WHAT THE TASK ASKS. Write out every line below that includes the word "zakat".

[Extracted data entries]

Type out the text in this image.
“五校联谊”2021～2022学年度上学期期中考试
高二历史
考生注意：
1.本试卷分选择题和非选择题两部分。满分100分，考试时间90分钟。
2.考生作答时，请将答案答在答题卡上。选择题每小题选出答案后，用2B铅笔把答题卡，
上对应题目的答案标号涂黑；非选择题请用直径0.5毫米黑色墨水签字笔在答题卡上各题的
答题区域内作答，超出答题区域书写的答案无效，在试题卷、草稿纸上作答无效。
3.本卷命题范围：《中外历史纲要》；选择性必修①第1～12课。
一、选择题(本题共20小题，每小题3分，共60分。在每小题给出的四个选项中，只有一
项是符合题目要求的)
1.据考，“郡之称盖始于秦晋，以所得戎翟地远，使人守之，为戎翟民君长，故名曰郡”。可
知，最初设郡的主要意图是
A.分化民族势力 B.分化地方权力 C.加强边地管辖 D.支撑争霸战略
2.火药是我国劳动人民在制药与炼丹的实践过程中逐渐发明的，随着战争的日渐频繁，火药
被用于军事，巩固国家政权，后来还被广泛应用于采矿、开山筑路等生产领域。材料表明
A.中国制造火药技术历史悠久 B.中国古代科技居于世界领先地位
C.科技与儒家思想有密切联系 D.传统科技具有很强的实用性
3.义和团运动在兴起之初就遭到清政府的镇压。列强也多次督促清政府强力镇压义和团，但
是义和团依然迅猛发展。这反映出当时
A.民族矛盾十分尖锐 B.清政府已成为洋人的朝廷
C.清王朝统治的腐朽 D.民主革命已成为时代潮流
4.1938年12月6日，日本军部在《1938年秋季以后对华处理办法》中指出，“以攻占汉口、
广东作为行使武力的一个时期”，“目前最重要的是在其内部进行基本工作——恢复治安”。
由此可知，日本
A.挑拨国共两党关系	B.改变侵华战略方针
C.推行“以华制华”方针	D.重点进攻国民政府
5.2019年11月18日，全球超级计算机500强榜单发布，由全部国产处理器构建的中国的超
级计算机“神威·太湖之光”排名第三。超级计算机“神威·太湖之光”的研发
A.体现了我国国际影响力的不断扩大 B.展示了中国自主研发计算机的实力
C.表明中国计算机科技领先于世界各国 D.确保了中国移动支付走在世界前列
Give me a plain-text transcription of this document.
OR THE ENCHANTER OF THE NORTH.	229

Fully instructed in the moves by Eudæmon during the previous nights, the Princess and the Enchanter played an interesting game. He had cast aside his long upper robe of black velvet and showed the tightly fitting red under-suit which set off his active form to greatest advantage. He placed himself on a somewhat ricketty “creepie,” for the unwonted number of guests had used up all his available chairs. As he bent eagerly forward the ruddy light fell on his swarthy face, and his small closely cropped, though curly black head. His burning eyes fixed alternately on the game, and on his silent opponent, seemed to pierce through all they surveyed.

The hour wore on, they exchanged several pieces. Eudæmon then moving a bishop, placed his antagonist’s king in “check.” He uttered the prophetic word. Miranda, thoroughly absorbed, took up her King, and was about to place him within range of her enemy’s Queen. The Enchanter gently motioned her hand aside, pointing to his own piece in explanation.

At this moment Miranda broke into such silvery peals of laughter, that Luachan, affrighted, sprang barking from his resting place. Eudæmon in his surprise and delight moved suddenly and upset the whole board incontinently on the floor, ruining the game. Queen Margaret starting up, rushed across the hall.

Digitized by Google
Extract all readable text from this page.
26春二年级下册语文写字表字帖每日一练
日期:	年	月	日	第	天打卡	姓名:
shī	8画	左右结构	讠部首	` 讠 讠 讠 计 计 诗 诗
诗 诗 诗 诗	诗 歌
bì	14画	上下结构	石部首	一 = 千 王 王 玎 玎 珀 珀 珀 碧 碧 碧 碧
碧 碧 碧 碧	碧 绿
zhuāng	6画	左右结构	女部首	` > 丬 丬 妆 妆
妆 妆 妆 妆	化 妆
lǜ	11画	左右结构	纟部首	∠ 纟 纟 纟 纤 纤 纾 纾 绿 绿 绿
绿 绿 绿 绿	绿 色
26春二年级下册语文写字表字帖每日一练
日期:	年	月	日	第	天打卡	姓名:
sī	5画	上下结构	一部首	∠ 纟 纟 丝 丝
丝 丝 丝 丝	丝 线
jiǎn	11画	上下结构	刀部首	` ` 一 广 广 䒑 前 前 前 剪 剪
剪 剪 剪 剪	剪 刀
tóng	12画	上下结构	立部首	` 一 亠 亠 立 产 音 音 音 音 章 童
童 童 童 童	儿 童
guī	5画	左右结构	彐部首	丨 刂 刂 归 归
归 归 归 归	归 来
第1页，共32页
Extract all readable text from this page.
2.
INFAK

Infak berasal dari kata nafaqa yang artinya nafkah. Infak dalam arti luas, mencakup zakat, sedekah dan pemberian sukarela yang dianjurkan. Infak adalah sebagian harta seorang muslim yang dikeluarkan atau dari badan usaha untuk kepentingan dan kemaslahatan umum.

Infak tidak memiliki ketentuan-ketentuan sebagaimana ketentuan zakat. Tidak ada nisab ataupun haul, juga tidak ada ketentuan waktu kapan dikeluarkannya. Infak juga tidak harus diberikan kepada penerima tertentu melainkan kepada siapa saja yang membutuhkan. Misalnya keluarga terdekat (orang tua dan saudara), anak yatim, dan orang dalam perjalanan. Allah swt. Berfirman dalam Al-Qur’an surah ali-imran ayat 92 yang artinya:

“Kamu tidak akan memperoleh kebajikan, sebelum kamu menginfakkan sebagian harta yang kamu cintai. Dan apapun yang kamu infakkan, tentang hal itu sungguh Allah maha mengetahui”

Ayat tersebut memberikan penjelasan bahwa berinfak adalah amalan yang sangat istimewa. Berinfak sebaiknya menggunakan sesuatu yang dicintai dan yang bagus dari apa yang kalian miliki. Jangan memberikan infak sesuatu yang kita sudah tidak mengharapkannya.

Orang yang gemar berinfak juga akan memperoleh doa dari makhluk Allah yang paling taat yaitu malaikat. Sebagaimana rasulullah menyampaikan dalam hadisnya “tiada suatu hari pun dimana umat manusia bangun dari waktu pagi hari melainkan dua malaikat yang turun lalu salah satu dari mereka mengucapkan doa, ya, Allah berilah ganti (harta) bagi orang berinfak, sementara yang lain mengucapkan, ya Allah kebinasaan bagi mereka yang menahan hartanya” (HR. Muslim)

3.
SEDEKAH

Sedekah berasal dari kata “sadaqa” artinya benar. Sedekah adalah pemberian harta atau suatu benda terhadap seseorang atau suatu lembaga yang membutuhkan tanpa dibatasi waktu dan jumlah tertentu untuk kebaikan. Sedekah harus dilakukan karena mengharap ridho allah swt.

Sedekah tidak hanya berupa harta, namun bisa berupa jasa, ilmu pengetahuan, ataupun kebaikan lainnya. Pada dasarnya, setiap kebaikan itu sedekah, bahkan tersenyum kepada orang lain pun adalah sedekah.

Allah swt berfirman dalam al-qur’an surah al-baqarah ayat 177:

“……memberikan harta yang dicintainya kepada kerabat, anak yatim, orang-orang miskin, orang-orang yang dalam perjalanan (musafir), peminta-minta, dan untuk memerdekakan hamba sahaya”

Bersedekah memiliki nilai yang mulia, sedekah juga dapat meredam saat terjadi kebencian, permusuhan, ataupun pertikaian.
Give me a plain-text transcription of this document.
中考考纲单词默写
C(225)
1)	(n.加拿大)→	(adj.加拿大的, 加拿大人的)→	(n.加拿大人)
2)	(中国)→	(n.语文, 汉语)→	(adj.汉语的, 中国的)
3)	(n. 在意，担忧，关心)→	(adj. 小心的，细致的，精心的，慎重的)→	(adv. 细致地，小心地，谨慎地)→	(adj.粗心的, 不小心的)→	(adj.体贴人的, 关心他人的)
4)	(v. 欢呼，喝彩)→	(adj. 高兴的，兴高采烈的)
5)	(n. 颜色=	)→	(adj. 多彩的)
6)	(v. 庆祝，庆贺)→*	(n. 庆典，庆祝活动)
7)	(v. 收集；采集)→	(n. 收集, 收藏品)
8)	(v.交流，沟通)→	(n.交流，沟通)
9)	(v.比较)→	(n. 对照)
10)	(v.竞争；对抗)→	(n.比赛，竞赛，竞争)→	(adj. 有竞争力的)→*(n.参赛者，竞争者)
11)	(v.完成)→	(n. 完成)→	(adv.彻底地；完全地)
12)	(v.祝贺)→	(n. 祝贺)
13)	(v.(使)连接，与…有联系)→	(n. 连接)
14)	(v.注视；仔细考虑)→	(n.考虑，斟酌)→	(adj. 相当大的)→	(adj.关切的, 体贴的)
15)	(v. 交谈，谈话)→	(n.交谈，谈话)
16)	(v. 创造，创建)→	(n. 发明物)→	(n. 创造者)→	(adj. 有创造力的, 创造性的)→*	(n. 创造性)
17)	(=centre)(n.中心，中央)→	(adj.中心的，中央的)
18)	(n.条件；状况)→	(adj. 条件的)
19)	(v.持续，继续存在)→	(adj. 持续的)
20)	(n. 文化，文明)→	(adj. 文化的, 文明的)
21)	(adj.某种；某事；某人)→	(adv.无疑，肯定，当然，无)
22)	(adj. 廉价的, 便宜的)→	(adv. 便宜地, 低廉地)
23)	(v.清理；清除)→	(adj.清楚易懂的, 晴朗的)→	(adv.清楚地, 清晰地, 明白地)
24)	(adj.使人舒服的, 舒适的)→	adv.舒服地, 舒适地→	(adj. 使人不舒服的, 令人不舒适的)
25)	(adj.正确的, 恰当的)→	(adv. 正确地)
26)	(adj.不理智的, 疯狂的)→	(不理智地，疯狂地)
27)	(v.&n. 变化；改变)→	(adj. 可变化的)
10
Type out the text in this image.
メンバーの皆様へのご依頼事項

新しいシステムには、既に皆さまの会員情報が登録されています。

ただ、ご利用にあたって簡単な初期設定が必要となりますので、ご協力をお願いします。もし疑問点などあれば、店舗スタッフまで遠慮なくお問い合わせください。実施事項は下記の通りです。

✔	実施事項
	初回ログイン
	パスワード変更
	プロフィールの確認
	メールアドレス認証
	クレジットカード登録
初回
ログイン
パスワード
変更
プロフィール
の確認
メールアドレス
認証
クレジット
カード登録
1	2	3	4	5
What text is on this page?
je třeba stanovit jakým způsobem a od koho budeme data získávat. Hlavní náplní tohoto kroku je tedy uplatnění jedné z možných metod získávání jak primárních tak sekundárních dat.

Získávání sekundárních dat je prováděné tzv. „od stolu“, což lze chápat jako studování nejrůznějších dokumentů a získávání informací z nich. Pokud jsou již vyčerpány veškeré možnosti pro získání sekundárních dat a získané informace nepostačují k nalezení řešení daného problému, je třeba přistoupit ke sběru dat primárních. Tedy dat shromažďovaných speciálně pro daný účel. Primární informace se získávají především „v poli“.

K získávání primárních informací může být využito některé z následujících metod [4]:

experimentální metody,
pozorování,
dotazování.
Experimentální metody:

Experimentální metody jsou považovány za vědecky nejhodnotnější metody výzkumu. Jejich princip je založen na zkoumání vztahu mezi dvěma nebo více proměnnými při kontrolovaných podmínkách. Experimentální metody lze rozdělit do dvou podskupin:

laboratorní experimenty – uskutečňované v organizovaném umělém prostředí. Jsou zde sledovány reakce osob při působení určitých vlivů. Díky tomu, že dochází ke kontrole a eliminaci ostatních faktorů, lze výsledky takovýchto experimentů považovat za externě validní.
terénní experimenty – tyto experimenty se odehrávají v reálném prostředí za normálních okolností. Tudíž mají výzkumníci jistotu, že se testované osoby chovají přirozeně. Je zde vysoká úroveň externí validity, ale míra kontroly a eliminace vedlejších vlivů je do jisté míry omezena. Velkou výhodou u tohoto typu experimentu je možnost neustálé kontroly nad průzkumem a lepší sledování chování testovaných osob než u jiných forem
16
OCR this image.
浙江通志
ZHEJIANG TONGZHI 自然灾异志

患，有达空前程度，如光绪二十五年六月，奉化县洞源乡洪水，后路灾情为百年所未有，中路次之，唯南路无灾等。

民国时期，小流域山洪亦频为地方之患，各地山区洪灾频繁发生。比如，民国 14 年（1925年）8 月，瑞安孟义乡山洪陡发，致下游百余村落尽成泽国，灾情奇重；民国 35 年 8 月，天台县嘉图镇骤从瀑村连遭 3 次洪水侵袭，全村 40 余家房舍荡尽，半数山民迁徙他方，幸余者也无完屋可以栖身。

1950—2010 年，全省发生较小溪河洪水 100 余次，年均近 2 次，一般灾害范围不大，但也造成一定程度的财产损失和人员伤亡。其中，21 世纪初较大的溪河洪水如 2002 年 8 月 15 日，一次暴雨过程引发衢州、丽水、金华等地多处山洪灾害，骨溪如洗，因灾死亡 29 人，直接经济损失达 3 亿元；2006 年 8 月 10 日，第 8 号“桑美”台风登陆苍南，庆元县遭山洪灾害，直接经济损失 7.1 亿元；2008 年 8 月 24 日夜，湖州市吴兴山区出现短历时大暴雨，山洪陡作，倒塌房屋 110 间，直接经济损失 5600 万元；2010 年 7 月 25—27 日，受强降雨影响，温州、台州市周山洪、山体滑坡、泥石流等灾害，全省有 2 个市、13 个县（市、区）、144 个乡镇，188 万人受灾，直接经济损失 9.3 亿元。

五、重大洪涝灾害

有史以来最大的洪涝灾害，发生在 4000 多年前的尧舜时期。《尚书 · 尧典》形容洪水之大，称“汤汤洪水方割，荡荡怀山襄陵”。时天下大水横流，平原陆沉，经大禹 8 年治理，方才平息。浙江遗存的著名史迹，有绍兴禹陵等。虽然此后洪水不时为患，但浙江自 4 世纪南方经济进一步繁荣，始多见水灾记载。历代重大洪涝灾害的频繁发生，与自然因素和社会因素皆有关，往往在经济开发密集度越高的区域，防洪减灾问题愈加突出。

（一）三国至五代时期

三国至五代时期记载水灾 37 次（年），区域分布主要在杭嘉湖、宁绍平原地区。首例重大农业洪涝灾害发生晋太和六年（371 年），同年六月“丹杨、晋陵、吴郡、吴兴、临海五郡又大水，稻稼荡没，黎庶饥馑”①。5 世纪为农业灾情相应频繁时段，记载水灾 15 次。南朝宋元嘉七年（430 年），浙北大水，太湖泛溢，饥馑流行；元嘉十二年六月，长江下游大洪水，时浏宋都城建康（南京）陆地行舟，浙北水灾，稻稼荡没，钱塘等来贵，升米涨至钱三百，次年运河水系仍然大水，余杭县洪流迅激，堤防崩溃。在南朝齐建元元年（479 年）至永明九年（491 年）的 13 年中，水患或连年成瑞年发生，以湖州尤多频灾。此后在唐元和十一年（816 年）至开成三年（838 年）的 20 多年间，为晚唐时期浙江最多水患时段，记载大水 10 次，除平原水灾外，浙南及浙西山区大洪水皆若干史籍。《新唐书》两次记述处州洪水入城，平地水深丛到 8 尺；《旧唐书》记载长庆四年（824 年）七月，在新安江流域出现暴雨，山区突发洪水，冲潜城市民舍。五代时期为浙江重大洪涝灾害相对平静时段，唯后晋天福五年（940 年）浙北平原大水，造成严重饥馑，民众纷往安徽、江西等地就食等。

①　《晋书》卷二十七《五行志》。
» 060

TASK SOLUTION.
Infak berasal dari kata nafaqa yang artinya nafkah. Infak dalam arti luas, mencakup zakat, sedekah dan pemberian sukarela yang dianjurkan. Infak adalah sebagian harta seorang muslim yang dikeluarkan atau dari badan usaha untuk kepentingan dan kemaslahatan umum.
Infak tidak memiliki ketentuan-ketentuan sebagaimana ketentuan zakat. Tidak ada nisab ataupun haul, juga tidak ada ketentuan waktu kapan dikeluarkannya. Infak juga tidak harus diberikan kepada penerima tertentu melainkan kepada siapa saja yang membutuhkan. Misalnya keluarga terdekat (orang tua dan saudara), anak yatim, dan orang dalam perjalanan. Allah swt. Berfirman dalam Al-Qur’an surah ali-imran ayat 92 yang artinya:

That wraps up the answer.